*Goal:*
Restate the whole listing word for word. Pictures are left out.

*Records for processing:*
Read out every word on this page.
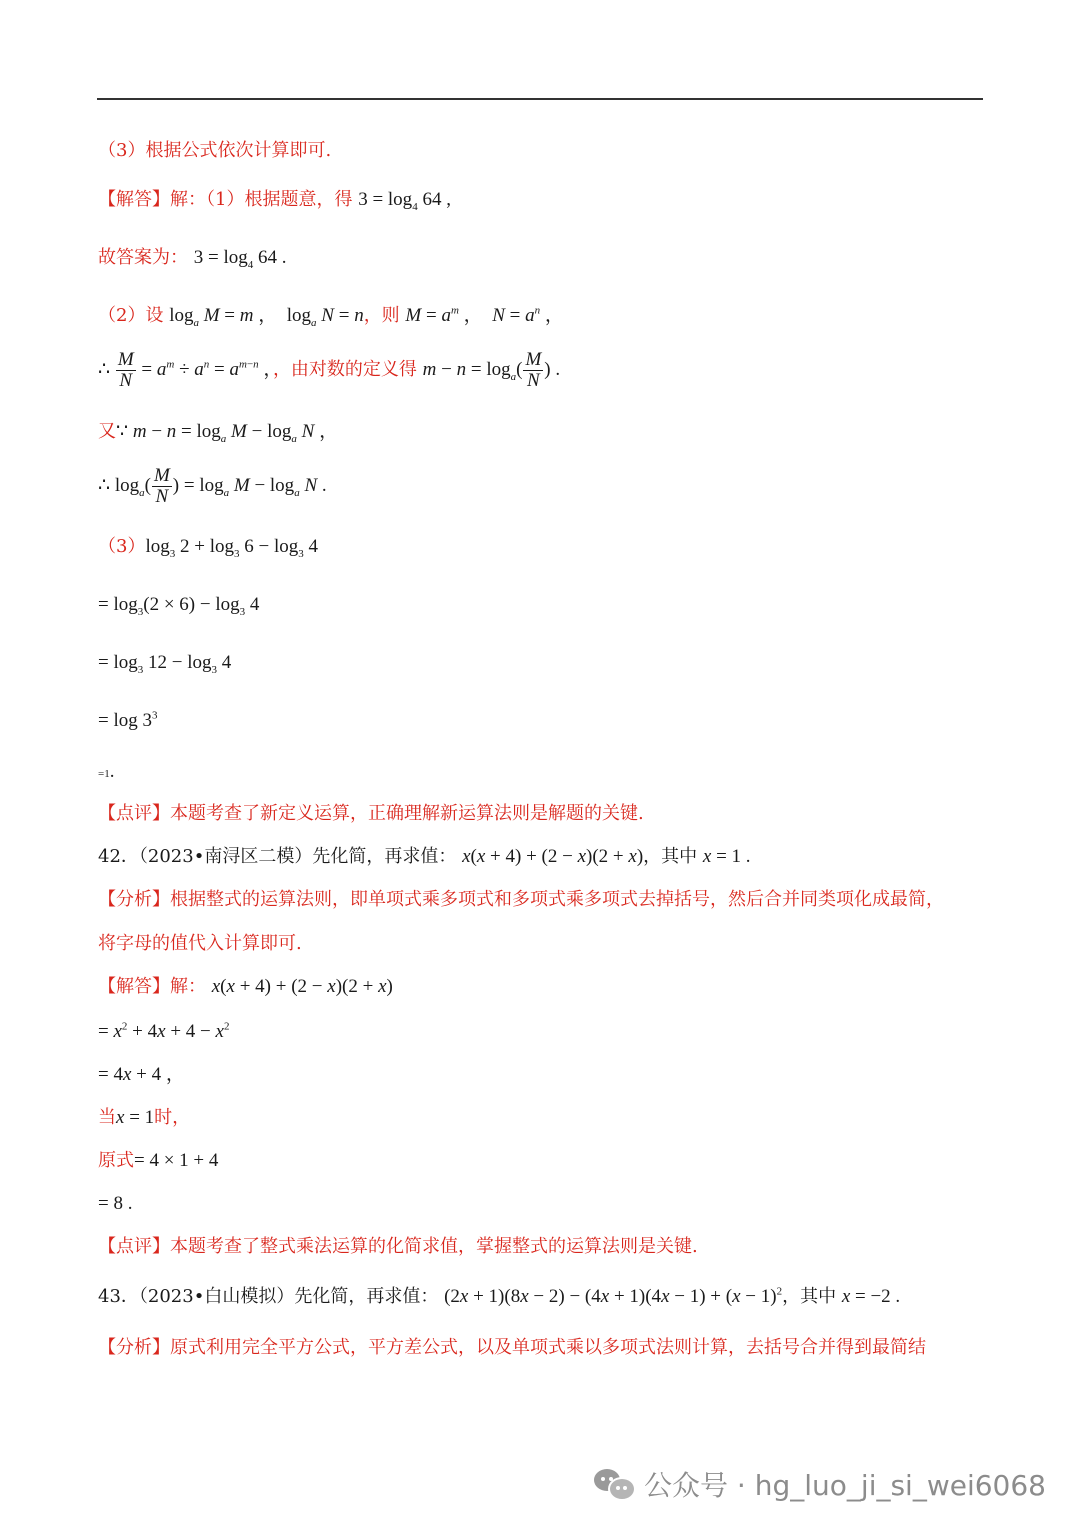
（3）根据公式依次计算即可.
【解答】解：（1）根据题意，得 $3 = \log_4 64$ ,
故答案为： $3 = \log_4 64$ .
（2）设 $\log_a M = m$ ，  $\log_a N = n$，则 $M = a^m$ ，  $N = a^n$ ，
∴ $\frac{M}{N} = a^m \div a^n = a^{m-n}$ ，，由对数的定义得 $m - n = \log_a( \frac{M}{N}$ ) .
又∵ $m - n = \log_a M - \log_a N$ ，
∴ $\log_a( \frac{M}{N}$ ) = $\log_a M - \log_a N$ .
$(3)\log_3$ $2 + \log_3 6 - \log_3 4$
= $\log_3(2 \times 6) - \log_3 4$
= $\log_3 12 - \log_3 4$
= $\log 3^3$
=1.
【点评】本题考查了新定义运算，正确理解新运算法则是解题的关键.
42．（2023•南浔区二模）先化简，再求值： x(x + 4) + (2 − x)(2 + x)，其中 x = 1 .
【分析】根据整式的运算法则，即单项式乘多项式和多项式乘多项式去掉括号，然后合并同类项化成最简，
将字母的值代入计算即可.
【解答】解： x(x + 4) + (2 − x)(2 + x)
= $x^2 + 4x + 4 - x^2$
= 4x + 4 ，
当x = 1时，
原式= 4 × 1 + 4
= 8 .
【点评】本题考查了整式乘法运算的化简求值，掌握整式的运算法则是关键.
43．（2023•白山模拟）先化简，再求值： $(2x + 1)(8x - 2) - (4x + 1)(4x - 1) + (x - 1)^2$，其中 x = −2 .
【分析】原式利用完全平方公式，平方差公式，以及单项式乘以多项式法则计算，去括号合并得到最简结
公众号 · hg_luo_ji_si_wei6068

*Solved problem:*
Read out every word on this page.
（3）根据公式依次计算即可.
【解答】解：（1）根据题意，得 $3 = \log_4 64$ ,
故答案为： $3 = \log_4 64$ .
（2）设 $\log_a M = m$ ，  $\log_a N = n$，则 $M = a^m$ ，  $N = a^n$ ，
∴ $\frac{M}{N} = a^m \div a^n = a^{m-n}$ ，，由对数的定义得 $m - n = \log_a( \frac{M}{N}$ ) .
又∵ $m - n = \log_a M - \log_a N$ ，
∴ $\log_a( \frac{M}{N}$ ) = $\log_a M - \log_a N$ .
$(3)\log_3$ $2 + \log_3 6 - \log_3 4$
= $\log_3(2 \times 6) - \log_3 4$
= $\log_3 12 - \log_3 4$
= $\log 3^3$
=1.
【点评】本题考查了新定义运算，正确理解新运算法则是解题的关键.
42．（2023•南浔区二模）先化简，再求值： x(x + 4) + (2 − x)(2 + x)，其中 x = 1 .
【分析】根据整式的运算法则，即单项式乘多项式和多项式乘多项式去掉括号，然后合并同类项化成最简，
将字母的值代入计算即可.
【解答】解： x(x + 4) + (2 − x)(2 + x)
= $x^2 + 4x + 4 - x^2$
= 4x + 4 ，
当x = 1时，
原式= 4 × 1 + 4
= 8 .
【点评】本题考查了整式乘法运算的化简求值，掌握整式的运算法则是关键.
43．（2023•白山模拟）先化简，再求值： $(2x + 1)(8x - 2) - (4x + 1)(4x - 1) + (x - 1)^2$，其中 x = −2 .
【分析】原式利用完全平方公式，平方差公式，以及单项式乘以多项式法则计算，去括号合并得到最简结
公众号 · hg_luo_ji_si_wei6068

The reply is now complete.